## REQUIREMENTS
Copy each line that has the string "Mean" somewhere in it.

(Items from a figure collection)

******

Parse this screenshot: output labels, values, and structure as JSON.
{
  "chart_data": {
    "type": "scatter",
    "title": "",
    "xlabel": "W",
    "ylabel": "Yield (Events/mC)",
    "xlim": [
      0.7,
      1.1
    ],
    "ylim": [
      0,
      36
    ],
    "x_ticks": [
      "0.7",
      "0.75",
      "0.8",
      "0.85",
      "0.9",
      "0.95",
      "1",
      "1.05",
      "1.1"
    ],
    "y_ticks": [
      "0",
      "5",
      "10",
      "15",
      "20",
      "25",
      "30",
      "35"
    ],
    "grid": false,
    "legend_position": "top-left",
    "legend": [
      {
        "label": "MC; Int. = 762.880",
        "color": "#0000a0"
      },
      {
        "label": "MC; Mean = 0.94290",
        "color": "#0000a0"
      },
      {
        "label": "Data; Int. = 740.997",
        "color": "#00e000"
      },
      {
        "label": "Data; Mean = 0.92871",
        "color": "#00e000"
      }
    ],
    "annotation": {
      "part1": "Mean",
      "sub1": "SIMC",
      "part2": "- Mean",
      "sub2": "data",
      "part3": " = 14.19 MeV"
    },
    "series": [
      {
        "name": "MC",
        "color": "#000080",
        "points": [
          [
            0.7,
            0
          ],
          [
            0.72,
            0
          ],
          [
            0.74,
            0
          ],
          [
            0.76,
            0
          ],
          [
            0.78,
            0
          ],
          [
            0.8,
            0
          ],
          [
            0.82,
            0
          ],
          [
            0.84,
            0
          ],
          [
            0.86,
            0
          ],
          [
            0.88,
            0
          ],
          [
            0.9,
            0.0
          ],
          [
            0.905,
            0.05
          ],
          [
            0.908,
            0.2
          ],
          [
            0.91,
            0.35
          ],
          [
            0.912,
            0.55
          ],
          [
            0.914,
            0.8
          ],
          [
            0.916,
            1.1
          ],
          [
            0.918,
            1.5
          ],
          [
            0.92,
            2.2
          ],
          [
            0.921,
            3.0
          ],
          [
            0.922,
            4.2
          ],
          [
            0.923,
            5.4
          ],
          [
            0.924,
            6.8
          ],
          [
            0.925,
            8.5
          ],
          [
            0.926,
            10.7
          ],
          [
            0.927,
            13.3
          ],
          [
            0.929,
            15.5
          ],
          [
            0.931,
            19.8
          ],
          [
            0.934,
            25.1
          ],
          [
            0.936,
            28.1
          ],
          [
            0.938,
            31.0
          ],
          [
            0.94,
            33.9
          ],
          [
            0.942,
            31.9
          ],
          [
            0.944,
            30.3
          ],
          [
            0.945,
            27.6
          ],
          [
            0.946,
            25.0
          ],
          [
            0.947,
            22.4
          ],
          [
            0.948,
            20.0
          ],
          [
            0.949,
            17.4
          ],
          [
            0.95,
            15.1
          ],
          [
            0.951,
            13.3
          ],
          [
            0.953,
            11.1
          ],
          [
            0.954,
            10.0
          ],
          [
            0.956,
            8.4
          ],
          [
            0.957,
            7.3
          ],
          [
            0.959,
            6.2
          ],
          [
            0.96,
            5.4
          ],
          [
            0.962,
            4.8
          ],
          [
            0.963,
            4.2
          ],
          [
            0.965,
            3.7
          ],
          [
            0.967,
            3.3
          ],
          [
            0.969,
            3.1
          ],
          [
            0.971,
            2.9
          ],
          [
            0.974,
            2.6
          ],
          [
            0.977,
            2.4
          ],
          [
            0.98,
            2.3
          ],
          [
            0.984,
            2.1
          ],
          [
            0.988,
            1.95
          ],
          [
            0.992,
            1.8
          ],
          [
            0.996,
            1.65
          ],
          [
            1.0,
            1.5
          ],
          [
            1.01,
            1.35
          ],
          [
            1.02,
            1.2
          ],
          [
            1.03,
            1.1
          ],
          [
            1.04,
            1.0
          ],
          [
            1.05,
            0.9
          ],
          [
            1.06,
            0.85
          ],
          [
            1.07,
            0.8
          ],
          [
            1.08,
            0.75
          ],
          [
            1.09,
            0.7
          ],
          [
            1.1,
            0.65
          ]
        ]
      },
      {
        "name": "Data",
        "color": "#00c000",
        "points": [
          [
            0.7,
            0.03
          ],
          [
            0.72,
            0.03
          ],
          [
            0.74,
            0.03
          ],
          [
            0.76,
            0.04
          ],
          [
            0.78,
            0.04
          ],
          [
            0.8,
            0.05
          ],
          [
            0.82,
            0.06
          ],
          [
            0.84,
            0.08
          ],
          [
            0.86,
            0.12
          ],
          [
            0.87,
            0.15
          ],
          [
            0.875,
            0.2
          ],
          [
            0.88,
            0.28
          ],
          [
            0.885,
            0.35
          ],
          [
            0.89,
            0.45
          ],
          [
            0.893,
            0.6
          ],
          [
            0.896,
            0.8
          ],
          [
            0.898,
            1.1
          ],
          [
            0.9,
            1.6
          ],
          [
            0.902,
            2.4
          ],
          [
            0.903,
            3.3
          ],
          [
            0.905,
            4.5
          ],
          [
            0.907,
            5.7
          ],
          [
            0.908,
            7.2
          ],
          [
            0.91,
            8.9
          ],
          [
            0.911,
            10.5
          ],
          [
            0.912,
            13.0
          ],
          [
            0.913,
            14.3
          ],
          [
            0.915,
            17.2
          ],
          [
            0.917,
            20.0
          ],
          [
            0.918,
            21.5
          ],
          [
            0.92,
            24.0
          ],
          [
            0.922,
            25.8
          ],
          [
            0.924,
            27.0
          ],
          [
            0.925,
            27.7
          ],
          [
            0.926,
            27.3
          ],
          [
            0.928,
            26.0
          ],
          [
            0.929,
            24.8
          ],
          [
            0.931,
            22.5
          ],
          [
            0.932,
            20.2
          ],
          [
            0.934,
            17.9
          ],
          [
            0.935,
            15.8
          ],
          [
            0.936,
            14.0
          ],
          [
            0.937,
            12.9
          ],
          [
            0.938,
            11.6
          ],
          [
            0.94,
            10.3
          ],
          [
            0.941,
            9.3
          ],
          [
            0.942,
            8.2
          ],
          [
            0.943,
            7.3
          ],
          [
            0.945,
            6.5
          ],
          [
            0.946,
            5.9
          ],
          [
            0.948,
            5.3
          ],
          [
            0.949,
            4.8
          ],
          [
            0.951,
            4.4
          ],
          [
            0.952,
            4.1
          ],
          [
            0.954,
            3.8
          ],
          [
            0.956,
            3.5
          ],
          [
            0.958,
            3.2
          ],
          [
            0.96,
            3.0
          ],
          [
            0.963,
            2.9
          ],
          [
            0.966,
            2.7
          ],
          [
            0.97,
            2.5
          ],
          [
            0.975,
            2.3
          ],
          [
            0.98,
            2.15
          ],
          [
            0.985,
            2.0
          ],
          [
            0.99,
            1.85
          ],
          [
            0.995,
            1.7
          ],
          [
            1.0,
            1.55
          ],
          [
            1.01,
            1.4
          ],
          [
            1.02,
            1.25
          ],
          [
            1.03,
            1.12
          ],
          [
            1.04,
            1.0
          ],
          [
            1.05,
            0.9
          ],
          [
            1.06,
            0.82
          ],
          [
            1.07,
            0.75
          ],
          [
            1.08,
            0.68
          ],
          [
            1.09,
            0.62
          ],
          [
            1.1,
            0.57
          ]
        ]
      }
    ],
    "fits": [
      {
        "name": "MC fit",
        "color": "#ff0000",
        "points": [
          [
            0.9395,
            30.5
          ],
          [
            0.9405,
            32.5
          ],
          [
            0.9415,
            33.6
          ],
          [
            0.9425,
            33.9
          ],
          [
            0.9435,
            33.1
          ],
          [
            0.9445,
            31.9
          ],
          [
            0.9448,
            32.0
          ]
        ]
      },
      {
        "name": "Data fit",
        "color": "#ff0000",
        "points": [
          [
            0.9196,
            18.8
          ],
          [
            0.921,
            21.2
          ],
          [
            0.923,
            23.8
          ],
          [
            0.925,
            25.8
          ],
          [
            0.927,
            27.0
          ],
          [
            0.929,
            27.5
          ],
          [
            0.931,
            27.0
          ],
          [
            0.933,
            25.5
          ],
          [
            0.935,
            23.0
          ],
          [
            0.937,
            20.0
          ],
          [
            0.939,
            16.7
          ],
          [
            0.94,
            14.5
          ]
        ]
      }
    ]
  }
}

******

## ANSWER TO THE TASK
        "label": "MC; Mean = 0.94290",
        "label": "Data; Mean = 0.92871",
      "part1": "Mean",
      "part2": "- Mean",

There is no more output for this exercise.